What you should do
Quote the records that follow in full, leaving the pictures out.

Records for the exercise
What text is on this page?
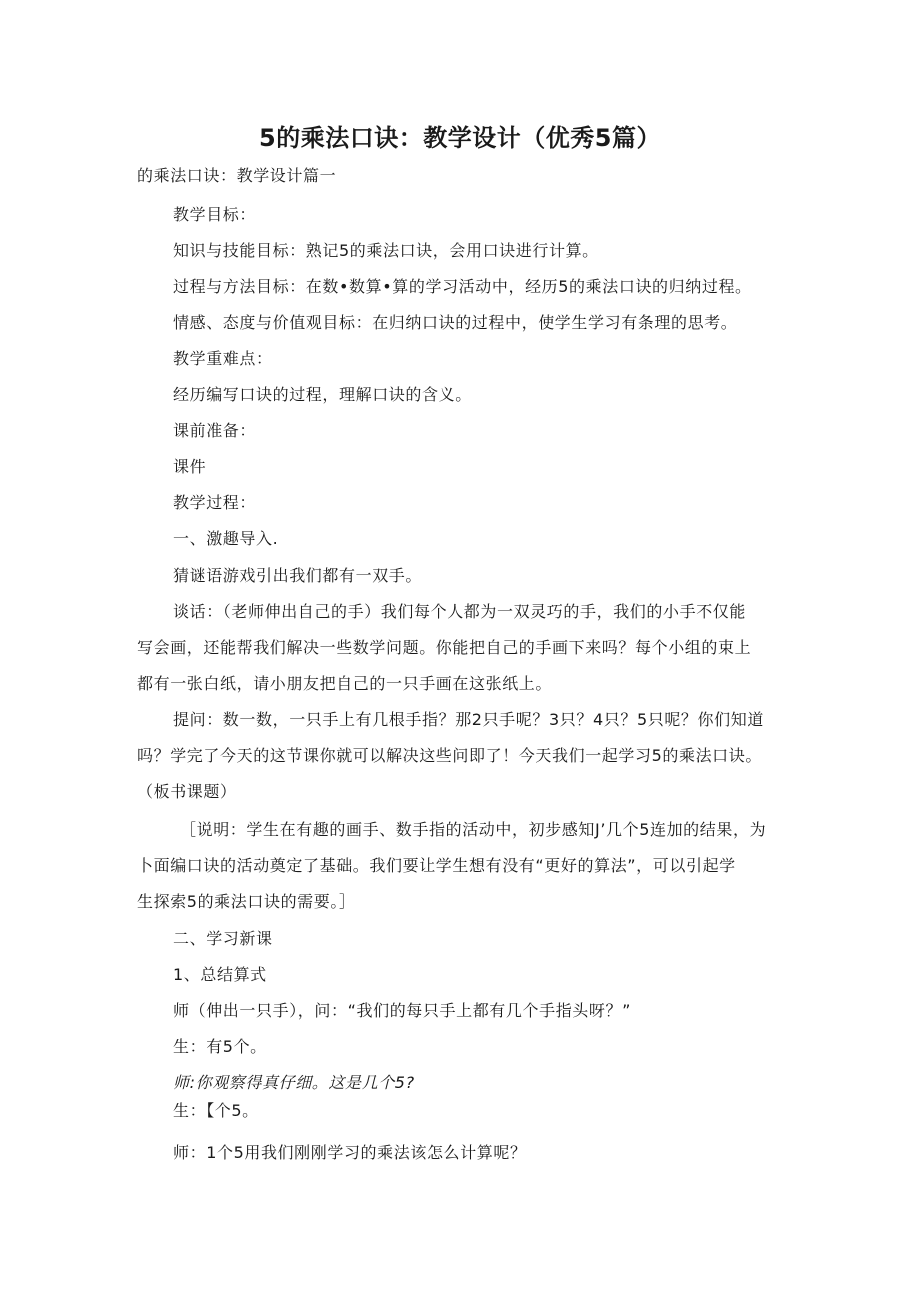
5的乘法口诀：教学设计（优秀5篇）
的乘法口诀：教学设计篇一
教学目标：
知识与技能目标：熟记5的乘法口诀，会用口诀进行计算。
过程与方法目标：在数•数算•算的学习活动中，经历5的乘法口诀的归纳过程。
情感、态度与价值观目标：在归纳口诀的过程中，使学生学习有条理的思考。
教学重难点：
经历编写口诀的过程，理解口诀的含义。
课前准备：
课件
教学过程：
一、激趣导入.
猜谜语游戏引出我们都有一双手。
谈话：（老师伸出自己的手）我们每个人都为一双灵巧的手，我们的小手不仅能
写会画，还能帮我们解决一些数学问题。你能把自己的手画下来吗？每个小组的束上
都有一张白纸，请小朋友把自己的一只手画在这张纸上。
提问：数一数，一只手上有几根手指？那2只手呢？3只？4只？5只呢？你们知道
吗？学完了今天的这节课你就可以解决这些问即了！今天我们一起学习5的乘法口诀。
（板书课题）
［说明：学生在有趣的画手、数手指的活动中，初步感知J’几个5连加的结果，为
卜面编口诀的活动奠定了基础。我们要让学生想有没有“更好的算法”，可以引起学
生探索5的乘法口诀的需要。］
二、学习新课
1、总结算式
师（伸出一只手），问：“我们的每只手上都有几个手指头呀？”
生：有5个。
师:你观察得真仔细。这是几个5?
生：【个5。
师：1个5用我们刚刚学习的乘法该怎么计算呢？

Result for this exercise
What text is on this page?
5的乘法口诀：教学设计（优秀5篇）
的乘法口诀：教学设计篇一
教学目标：
知识与技能目标：熟记5的乘法口诀，会用口诀进行计算。
过程与方法目标：在数•数算•算的学习活动中，经历5的乘法口诀的归纳过程。
情感、态度与价值观目标：在归纳口诀的过程中，使学生学习有条理的思考。
教学重难点：
经历编写口诀的过程，理解口诀的含义。
课前准备：
课件
教学过程：
一、激趣导入.
猜谜语游戏引出我们都有一双手。
谈话：（老师伸出自己的手）我们每个人都为一双灵巧的手，我们的小手不仅能
写会画，还能帮我们解决一些数学问题。你能把自己的手画下来吗？每个小组的束上
都有一张白纸，请小朋友把自己的一只手画在这张纸上。
提问：数一数，一只手上有几根手指？那2只手呢？3只？4只？5只呢？你们知道
吗？学完了今天的这节课你就可以解决这些问即了！今天我们一起学习5的乘法口诀。
（板书课题）
［说明：学生在有趣的画手、数手指的活动中，初步感知J’几个5连加的结果，为
卜面编口诀的活动奠定了基础。我们要让学生想有没有“更好的算法”，可以引起学
生探索5的乘法口诀的需要。］
二、学习新课
1、总结算式
师（伸出一只手），问：“我们的每只手上都有几个手指头呀？”
生：有5个。
师:你观察得真仔细。这是几个5?
生：【个5。
师：1个5用我们刚刚学习的乘法该怎么计算呢？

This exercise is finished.